▶ **EXERCISE OBJECTIVE**:
Find the lines in the records that carry the word "безопасности". Copy each one.

▶ **DATA SUPPLIED**:
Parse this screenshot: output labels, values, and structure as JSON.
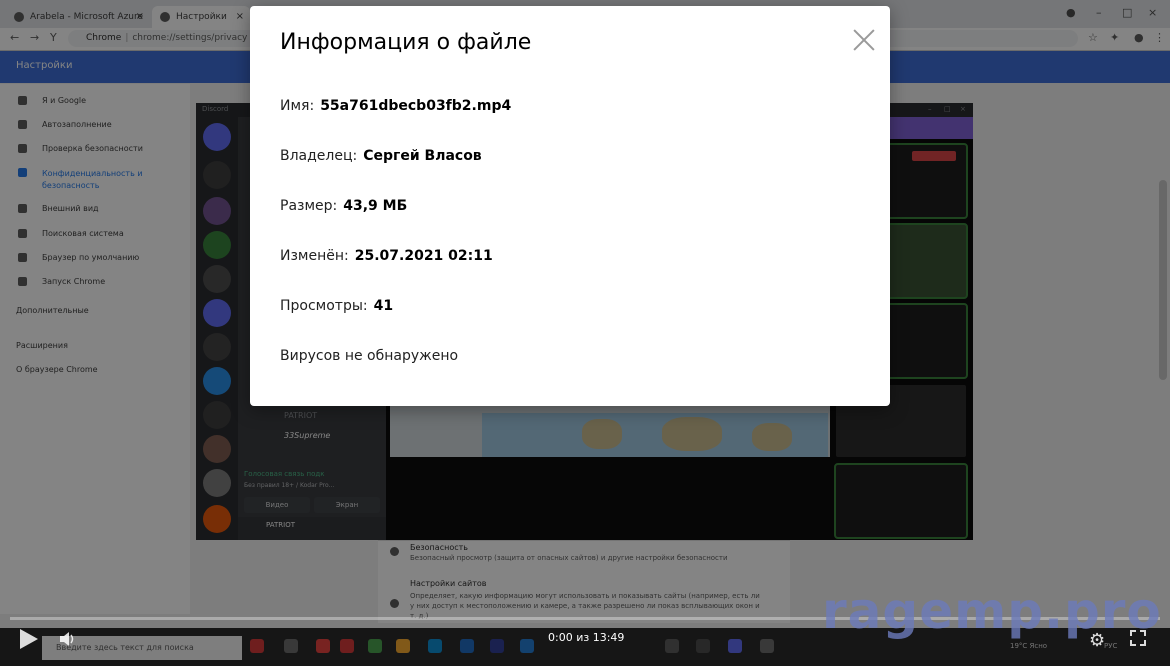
{
  "browser": {
    "tabs": [
      {
        "label": "Arabela - Microsoft Azure"
      },
      {
        "label": "Настройки"
      }
    ],
    "address_scheme": "Chrome",
    "address_url": "chrome://settings/privacy"
  },
  "settings": {
    "header_title": "Настройки",
    "sidebar_items": [
      {
        "label": "Я и Google"
      },
      {
        "label": "Автозаполнение"
      },
      {
        "label": "Проверка безопасности"
      },
      {
        "label": "Конфиденциальность и безопасность"
      },
      {
        "label": "Внешний вид"
      },
      {
        "label": "Поисковая система"
      },
      {
        "label": "Браузер по умолчанию"
      },
      {
        "label": "Запуск Chrome"
      }
    ],
    "advanced_label": "Дополнительные",
    "extensions_label": "Расширения",
    "about_label": "О браузере Chrome",
    "content_rows": [
      {
        "title": "Безопасность",
        "desc": "Безопасный просмотр (защита от опасных сайтов) и другие настройки безопасности"
      },
      {
        "title": "Настройки сайтов",
        "desc": "Определяет, какую информацию могут использовать и показывать сайты (например, есть ли у них доступ к местоположению и камере, а также разрешено ли показ всплывающих окон и т. д.)"
      }
    ]
  },
  "discord": {
    "app_name": "Discord",
    "channel_user_1": "PATRIOT",
    "channel_user_2": "33Supreme",
    "voice_status": "Голосовая связь подк",
    "voice_detail": "Без правил 18+ / Kodar Pro...",
    "video_button": "Видео",
    "screen_button": "Экран",
    "bottom_user": "PATRIOT"
  },
  "modal": {
    "title": "Информация о файле",
    "name_label": "Имя:",
    "name_value": "55a761dbecb03fb2.mp4",
    "owner_label": "Владелец:",
    "owner_value": "Сергей Власов",
    "size_label": "Размер:",
    "size_value": "43,9 МБ",
    "modified_label": "Изменён:",
    "modified_value": "25.07.2021 02:11",
    "views_label": "Просмотры:",
    "views_value": "41",
    "virus_status": "Вирусов не обнаружено"
  },
  "player": {
    "timecode": "0:00 из 13:49",
    "watermark": "ragemp.pro"
  },
  "taskbar": {
    "search_placeholder": "Введите здесь текст для поиска",
    "weather": "19°C Ясно",
    "lang": "РУС"
  }
}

▶ **WRITTEN SOLUTION**:
        "label": "Проверка безопасности"
        "desc": "Безопасный просмотр (защита от опасных сайтов) и другие настройки безопасности"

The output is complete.